GOAL: Copy out every record below exactly as written, but leave out any pictures.
══ RAW DATA
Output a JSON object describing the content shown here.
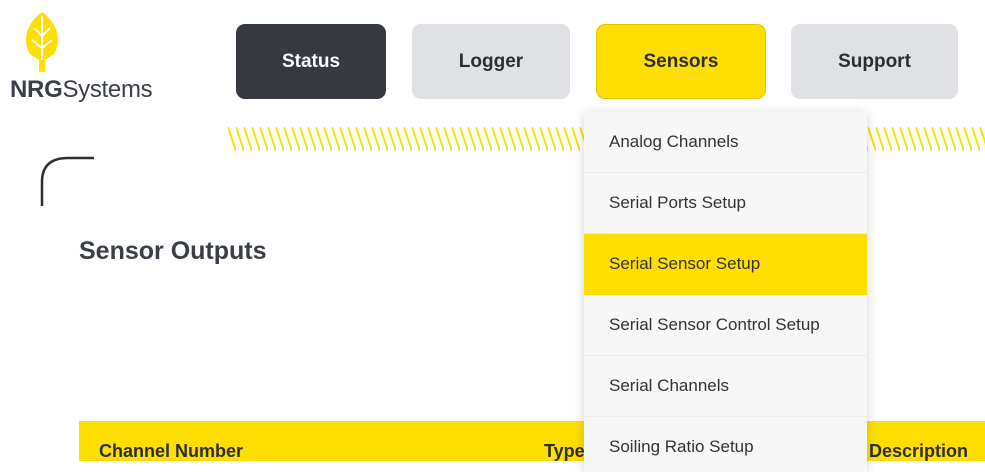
{
  "logo": {
    "bold": "NRG",
    "regular": "Systems"
  },
  "nav": [
    {
      "label": "Status"
    },
    {
      "label": "Logger"
    },
    {
      "label": "Sensors"
    },
    {
      "label": "Support"
    }
  ],
  "page": {
    "title": "Sensor Outputs"
  },
  "table": {
    "headers": [
      "Channel Number",
      "Type",
      "Description"
    ]
  },
  "dropdown": {
    "items": [
      {
        "label": "Analog Channels"
      },
      {
        "label": "Serial Ports Setup"
      },
      {
        "label": "Serial Sensor Setup"
      },
      {
        "label": "Serial Sensor Control Setup"
      },
      {
        "label": "Serial Channels"
      },
      {
        "label": "Soiling Ratio Setup"
      }
    ]
  },
  "colors": {
    "accent": "#ffdf00",
    "dark": "#363940",
    "light": "#dfe1e5"
  }
}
════
RESULT OF THE EXERCISE:
Output a JSON object describing the content shown here.
{
  "logo": {
    "bold": "NRG",
    "regular": "Systems"
  },
  "nav": [
    {
      "label": "Status"
    },
    {
      "label": "Logger"
    },
    {
      "label": "Sensors"
    },
    {
      "label": "Support"
    }
  ],
  "page": {
    "title": "Sensor Outputs"
  },
  "table": {
    "headers": [
      "Channel Number",
      "Type",
      "Description"
    ]
  },
  "dropdown": {
    "items": [
      {
        "label": "Analog Channels"
      },
      {
        "label": "Serial Ports Setup"
      },
      {
        "label": "Serial Sensor Setup"
      },
      {
        "label": "Serial Sensor Control Setup"
      },
      {
        "label": "Serial Channels"
      },
      {
        "label": "Soiling Ratio Setup"
      }
    ]
  },
  "colors": {
    "accent": "#ffdf00",
    "dark": "#363940",
    "light": "#dfe1e5"
  }
}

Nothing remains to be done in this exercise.